Records from a collection of figures:
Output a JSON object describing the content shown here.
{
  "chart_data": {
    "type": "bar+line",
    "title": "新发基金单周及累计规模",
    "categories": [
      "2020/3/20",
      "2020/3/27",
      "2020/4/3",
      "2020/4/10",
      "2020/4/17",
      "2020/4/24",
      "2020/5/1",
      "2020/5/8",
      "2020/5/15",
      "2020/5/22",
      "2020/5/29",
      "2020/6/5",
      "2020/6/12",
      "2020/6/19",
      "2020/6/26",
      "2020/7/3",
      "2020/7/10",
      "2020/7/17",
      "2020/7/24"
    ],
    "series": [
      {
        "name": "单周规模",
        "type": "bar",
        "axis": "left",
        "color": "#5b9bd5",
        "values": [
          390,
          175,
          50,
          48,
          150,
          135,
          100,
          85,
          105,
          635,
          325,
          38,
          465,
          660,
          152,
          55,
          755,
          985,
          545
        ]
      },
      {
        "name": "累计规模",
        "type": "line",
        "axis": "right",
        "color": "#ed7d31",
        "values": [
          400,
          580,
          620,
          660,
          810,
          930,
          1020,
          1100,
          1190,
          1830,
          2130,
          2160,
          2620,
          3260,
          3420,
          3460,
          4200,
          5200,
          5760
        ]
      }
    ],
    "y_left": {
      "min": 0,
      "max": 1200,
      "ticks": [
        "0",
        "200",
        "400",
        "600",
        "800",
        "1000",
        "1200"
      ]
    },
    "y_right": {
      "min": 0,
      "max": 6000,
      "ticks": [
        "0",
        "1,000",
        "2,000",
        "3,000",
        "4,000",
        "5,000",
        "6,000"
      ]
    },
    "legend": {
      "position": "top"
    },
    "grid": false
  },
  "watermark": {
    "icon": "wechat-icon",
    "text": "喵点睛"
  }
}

SET TASK: Would you write down every record again, exactly?

SOLVED EXERCISE:
Output a JSON object describing the content shown here.
{
  "chart_data": {
    "type": "bar+line",
    "title": "新发基金单周及累计规模",
    "categories": [
      "2020/3/20",
      "2020/3/27",
      "2020/4/3",
      "2020/4/10",
      "2020/4/17",
      "2020/4/24",
      "2020/5/1",
      "2020/5/8",
      "2020/5/15",
      "2020/5/22",
      "2020/5/29",
      "2020/6/5",
      "2020/6/12",
      "2020/6/19",
      "2020/6/26",
      "2020/7/3",
      "2020/7/10",
      "2020/7/17",
      "2020/7/24"
    ],
    "series": [
      {
        "name": "单周规模",
        "type": "bar",
        "axis": "left",
        "color": "#5b9bd5",
        "values": [
          390,
          175,
          50,
          48,
          150,
          135,
          100,
          85,
          105,
          635,
          325,
          38,
          465,
          660,
          152,
          55,
          755,
          985,
          545
        ]
      },
      {
        "name": "累计规模",
        "type": "line",
        "axis": "right",
        "color": "#ed7d31",
        "values": [
          400,
          580,
          620,
          660,
          810,
          930,
          1020,
          1100,
          1190,
          1830,
          2130,
          2160,
          2620,
          3260,
          3420,
          3460,
          4200,
          5200,
          5760
        ]
      }
    ],
    "y_left": {
      "min": 0,
      "max": 1200,
      "ticks": [
        "0",
        "200",
        "400",
        "600",
        "800",
        "1000",
        "1200"
      ]
    },
    "y_right": {
      "min": 0,
      "max": 6000,
      "ticks": [
        "0",
        "1,000",
        "2,000",
        "3,000",
        "4,000",
        "5,000",
        "6,000"
      ]
    },
    "legend": {
      "position": "top"
    },
    "grid": false
  },
  "watermark": {
    "icon": "wechat-icon",
    "text": "喵点睛"
  }
}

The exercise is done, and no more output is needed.